Saved data entries:
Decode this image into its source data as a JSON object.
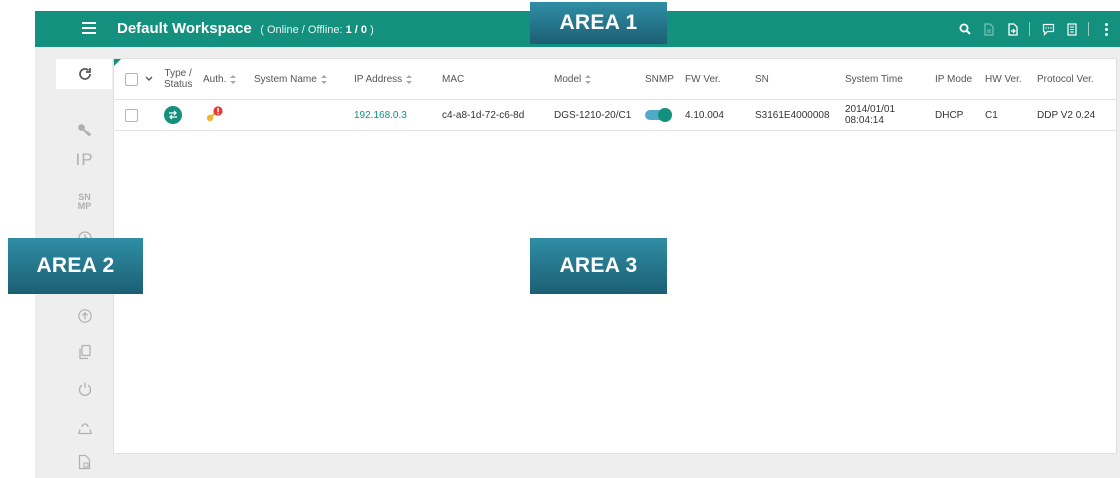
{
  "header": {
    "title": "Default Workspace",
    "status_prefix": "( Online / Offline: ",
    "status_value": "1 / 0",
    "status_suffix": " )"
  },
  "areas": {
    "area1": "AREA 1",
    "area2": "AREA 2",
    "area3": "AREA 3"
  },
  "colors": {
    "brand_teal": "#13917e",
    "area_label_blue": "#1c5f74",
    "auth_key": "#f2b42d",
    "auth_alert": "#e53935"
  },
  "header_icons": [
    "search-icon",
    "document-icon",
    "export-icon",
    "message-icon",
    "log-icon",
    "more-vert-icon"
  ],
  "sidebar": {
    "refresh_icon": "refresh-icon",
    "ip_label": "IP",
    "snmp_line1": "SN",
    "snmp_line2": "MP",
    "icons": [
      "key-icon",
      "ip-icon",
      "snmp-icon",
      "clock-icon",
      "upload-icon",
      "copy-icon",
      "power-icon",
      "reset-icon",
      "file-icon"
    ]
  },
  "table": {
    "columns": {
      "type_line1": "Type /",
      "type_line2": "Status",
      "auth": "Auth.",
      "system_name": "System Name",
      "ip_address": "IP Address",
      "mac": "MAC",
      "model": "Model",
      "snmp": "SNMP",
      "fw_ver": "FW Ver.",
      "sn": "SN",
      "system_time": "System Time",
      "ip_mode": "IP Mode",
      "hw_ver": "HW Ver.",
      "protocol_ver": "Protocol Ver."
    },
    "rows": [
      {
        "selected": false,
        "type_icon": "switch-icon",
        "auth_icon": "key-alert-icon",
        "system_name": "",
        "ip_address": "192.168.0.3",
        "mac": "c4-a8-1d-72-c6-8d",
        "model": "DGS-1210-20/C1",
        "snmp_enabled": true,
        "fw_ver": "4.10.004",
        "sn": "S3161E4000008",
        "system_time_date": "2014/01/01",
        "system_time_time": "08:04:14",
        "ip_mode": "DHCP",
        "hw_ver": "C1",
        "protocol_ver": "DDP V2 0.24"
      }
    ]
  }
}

TASK PROMPT: Output the entries above exactly, without their pictures.

RESULT FOR THIS TASK:
Decode this image into its source data as a JSON object.
{
  "header": {
    "title": "Default Workspace",
    "status_prefix": "( Online / Offline: ",
    "status_value": "1 / 0",
    "status_suffix": " )"
  },
  "areas": {
    "area1": "AREA 1",
    "area2": "AREA 2",
    "area3": "AREA 3"
  },
  "colors": {
    "brand_teal": "#13917e",
    "area_label_blue": "#1c5f74",
    "auth_key": "#f2b42d",
    "auth_alert": "#e53935"
  },
  "header_icons": [
    "search-icon",
    "document-icon",
    "export-icon",
    "message-icon",
    "log-icon",
    "more-vert-icon"
  ],
  "sidebar": {
    "refresh_icon": "refresh-icon",
    "ip_label": "IP",
    "snmp_line1": "SN",
    "snmp_line2": "MP",
    "icons": [
      "key-icon",
      "ip-icon",
      "snmp-icon",
      "clock-icon",
      "upload-icon",
      "copy-icon",
      "power-icon",
      "reset-icon",
      "file-icon"
    ]
  },
  "table": {
    "columns": {
      "type_line1": "Type /",
      "type_line2": "Status",
      "auth": "Auth.",
      "system_name": "System Name",
      "ip_address": "IP Address",
      "mac": "MAC",
      "model": "Model",
      "snmp": "SNMP",
      "fw_ver": "FW Ver.",
      "sn": "SN",
      "system_time": "System Time",
      "ip_mode": "IP Mode",
      "hw_ver": "HW Ver.",
      "protocol_ver": "Protocol Ver."
    },
    "rows": [
      {
        "selected": false,
        "type_icon": "switch-icon",
        "auth_icon": "key-alert-icon",
        "system_name": "",
        "ip_address": "192.168.0.3",
        "mac": "c4-a8-1d-72-c6-8d",
        "model": "DGS-1210-20/C1",
        "snmp_enabled": true,
        "fw_ver": "4.10.004",
        "sn": "S3161E4000008",
        "system_time_date": "2014/01/01",
        "system_time_time": "08:04:14",
        "ip_mode": "DHCP",
        "hw_ver": "C1",
        "protocol_ver": "DDP V2 0.24"
      }
    ]
  }
}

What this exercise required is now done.